- [WHAT IS EXPECTED]
In the entries below, find every line with "kind" and copy it.

━━ MATERIAL

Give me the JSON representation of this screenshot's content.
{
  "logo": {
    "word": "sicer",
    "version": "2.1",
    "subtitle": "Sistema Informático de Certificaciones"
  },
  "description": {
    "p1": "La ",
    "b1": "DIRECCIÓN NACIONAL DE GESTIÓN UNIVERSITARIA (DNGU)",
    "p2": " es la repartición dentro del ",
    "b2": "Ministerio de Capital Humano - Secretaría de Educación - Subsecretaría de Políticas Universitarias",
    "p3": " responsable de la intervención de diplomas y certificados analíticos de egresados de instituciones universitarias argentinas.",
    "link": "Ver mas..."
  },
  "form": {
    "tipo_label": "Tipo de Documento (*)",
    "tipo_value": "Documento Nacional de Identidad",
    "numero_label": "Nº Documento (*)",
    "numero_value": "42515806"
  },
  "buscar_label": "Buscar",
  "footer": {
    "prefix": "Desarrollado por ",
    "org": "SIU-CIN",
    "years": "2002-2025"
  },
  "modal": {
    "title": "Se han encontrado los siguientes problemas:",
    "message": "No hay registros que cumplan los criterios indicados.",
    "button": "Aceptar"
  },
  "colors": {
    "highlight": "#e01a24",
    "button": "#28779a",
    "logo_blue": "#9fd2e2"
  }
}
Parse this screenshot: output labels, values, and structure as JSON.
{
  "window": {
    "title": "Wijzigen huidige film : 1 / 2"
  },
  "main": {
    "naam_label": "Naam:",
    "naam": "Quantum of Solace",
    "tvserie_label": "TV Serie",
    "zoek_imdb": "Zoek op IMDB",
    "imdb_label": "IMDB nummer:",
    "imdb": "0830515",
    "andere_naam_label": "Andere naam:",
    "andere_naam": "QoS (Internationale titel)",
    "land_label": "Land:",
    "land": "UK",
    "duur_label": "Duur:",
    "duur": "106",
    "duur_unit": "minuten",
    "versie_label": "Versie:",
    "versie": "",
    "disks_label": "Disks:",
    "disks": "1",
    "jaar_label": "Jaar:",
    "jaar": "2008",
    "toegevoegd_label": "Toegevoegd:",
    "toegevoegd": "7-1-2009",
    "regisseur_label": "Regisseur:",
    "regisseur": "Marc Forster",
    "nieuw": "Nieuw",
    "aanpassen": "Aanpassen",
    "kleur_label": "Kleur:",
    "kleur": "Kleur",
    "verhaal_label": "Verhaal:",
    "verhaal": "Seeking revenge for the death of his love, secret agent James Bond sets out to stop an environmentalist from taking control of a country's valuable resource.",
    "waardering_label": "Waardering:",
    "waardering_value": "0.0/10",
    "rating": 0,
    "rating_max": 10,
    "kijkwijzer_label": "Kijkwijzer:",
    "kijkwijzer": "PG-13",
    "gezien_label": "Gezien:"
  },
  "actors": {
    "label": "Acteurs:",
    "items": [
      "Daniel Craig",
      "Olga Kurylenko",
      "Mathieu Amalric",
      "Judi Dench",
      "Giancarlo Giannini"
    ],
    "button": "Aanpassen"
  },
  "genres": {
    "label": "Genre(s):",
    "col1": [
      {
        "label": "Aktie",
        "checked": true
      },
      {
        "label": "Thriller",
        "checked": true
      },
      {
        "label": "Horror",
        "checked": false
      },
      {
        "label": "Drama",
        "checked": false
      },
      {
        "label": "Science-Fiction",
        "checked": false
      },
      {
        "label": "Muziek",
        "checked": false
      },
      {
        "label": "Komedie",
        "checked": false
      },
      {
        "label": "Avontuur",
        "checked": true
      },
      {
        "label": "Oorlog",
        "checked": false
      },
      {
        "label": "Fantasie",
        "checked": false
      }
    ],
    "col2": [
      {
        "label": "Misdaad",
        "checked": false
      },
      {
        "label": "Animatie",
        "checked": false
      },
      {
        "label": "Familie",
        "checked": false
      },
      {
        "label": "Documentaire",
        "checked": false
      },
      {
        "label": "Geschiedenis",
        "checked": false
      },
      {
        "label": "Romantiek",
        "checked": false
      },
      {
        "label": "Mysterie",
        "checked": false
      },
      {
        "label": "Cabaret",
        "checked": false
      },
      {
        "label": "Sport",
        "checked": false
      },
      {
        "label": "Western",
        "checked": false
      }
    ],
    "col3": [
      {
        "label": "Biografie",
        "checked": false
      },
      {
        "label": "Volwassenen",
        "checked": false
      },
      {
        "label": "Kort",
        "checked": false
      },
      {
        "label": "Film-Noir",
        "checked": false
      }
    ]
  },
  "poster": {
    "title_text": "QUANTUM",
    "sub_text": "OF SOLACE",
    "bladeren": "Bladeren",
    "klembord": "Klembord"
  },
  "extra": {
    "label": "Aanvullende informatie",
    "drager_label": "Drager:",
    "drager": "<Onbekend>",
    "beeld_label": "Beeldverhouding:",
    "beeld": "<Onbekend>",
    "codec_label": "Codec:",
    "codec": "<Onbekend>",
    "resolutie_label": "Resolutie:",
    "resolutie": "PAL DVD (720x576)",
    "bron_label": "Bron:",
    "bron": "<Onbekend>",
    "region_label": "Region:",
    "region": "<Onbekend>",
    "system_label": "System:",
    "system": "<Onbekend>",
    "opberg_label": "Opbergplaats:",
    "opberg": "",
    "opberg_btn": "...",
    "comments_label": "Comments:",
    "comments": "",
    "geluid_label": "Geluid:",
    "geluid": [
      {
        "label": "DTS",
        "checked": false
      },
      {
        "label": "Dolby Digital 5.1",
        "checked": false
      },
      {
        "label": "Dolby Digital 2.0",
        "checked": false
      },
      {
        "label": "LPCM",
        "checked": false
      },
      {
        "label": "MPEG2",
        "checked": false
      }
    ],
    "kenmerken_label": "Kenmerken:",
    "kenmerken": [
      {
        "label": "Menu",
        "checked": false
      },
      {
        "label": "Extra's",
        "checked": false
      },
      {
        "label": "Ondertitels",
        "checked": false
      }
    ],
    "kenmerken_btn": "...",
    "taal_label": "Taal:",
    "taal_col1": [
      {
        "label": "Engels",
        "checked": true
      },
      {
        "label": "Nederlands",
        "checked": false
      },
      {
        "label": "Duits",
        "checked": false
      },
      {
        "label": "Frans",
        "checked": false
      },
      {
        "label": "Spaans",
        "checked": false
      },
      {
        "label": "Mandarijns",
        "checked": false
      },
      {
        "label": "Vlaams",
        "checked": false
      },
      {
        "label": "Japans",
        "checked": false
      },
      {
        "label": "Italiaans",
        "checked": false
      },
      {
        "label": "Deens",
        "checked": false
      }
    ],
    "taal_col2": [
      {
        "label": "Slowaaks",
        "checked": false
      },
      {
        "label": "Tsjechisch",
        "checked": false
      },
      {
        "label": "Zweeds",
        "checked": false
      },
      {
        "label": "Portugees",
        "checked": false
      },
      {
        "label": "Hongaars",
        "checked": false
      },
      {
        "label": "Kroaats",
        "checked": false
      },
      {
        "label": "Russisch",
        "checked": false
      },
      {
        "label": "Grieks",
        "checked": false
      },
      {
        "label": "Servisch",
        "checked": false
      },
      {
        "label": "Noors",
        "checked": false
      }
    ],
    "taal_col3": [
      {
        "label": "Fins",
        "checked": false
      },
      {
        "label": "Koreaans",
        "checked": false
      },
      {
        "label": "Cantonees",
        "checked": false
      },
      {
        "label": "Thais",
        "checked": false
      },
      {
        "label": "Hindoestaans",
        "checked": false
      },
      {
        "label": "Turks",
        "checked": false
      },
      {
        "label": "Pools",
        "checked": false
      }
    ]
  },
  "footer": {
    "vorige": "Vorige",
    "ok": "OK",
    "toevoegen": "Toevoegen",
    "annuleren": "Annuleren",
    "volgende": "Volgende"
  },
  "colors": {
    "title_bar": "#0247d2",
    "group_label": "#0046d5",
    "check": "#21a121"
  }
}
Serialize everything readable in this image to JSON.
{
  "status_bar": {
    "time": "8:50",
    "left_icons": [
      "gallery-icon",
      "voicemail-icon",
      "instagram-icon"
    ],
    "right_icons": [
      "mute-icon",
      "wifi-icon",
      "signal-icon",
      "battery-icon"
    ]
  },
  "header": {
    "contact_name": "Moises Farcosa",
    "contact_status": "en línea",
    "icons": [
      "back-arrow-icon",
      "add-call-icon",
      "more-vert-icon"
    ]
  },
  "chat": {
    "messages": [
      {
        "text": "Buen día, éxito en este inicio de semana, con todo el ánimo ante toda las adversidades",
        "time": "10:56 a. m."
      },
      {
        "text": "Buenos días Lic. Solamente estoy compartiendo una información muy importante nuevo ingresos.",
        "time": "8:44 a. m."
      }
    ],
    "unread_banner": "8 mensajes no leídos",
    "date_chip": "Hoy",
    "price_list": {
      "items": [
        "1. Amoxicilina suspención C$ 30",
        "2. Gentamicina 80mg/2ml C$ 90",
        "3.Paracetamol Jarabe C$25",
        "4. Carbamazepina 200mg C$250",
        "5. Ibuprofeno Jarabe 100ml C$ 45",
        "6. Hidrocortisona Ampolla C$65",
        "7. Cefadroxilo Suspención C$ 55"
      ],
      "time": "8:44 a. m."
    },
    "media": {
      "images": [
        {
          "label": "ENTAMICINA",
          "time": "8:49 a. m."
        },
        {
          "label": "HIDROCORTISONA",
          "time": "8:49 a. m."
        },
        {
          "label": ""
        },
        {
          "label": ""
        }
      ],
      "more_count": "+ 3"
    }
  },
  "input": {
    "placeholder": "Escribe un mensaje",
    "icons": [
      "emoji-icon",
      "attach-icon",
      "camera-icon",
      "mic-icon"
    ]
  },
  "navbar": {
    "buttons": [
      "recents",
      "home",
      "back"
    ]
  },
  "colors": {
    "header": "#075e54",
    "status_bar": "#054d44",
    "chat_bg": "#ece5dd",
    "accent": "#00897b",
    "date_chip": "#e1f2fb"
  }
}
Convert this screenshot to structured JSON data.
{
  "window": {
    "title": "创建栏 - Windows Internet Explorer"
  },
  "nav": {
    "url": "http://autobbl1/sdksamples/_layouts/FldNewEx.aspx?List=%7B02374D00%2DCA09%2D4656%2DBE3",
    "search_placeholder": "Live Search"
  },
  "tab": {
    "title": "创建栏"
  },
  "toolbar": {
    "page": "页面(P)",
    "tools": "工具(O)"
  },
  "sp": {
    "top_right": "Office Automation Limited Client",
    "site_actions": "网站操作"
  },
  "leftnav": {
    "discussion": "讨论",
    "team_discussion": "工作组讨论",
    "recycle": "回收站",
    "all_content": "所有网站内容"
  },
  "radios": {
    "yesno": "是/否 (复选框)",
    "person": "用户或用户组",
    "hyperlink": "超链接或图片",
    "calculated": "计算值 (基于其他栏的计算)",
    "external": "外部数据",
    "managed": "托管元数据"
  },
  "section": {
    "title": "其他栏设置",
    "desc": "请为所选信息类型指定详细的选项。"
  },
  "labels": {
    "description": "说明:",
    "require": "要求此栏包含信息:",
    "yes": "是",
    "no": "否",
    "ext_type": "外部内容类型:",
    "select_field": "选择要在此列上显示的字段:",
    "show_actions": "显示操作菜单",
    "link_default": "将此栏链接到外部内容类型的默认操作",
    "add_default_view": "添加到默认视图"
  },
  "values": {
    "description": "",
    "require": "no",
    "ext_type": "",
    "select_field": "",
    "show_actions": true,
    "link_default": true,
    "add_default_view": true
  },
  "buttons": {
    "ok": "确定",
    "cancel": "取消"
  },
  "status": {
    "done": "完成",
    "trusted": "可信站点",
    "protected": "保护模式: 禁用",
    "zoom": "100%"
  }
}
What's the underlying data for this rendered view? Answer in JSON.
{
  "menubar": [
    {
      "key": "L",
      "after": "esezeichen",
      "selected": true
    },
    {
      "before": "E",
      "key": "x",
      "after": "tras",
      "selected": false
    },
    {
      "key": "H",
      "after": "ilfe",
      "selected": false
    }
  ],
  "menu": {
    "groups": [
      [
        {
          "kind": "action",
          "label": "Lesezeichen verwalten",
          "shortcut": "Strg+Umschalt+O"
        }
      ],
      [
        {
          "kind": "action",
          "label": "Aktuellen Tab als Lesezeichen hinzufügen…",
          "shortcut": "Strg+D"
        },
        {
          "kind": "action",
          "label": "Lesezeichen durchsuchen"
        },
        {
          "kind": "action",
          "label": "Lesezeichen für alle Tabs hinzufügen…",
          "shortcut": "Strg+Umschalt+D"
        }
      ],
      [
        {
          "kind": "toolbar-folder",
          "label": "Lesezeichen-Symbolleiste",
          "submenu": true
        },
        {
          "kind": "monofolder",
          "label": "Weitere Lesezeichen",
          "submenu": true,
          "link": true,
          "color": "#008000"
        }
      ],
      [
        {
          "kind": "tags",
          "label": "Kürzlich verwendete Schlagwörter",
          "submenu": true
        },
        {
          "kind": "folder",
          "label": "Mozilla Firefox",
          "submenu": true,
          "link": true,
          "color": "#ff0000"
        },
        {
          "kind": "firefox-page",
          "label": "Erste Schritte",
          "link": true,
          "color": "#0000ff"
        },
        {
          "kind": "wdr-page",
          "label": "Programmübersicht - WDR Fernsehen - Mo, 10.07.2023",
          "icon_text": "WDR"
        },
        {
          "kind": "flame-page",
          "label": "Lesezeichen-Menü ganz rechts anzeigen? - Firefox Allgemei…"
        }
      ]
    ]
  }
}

━━━━

- [SOLUTION FOR THIS EXERCISE]
          "kind": "action",
          "kind": "action",
          "kind": "action",
          "kind": "action",
          "kind": "toolbar-folder",
          "kind": "monofolder",
          "kind": "tags",
          "kind": "folder",
          "kind": "firefox-page",
          "kind": "wdr-page",
          "kind": "flame-page",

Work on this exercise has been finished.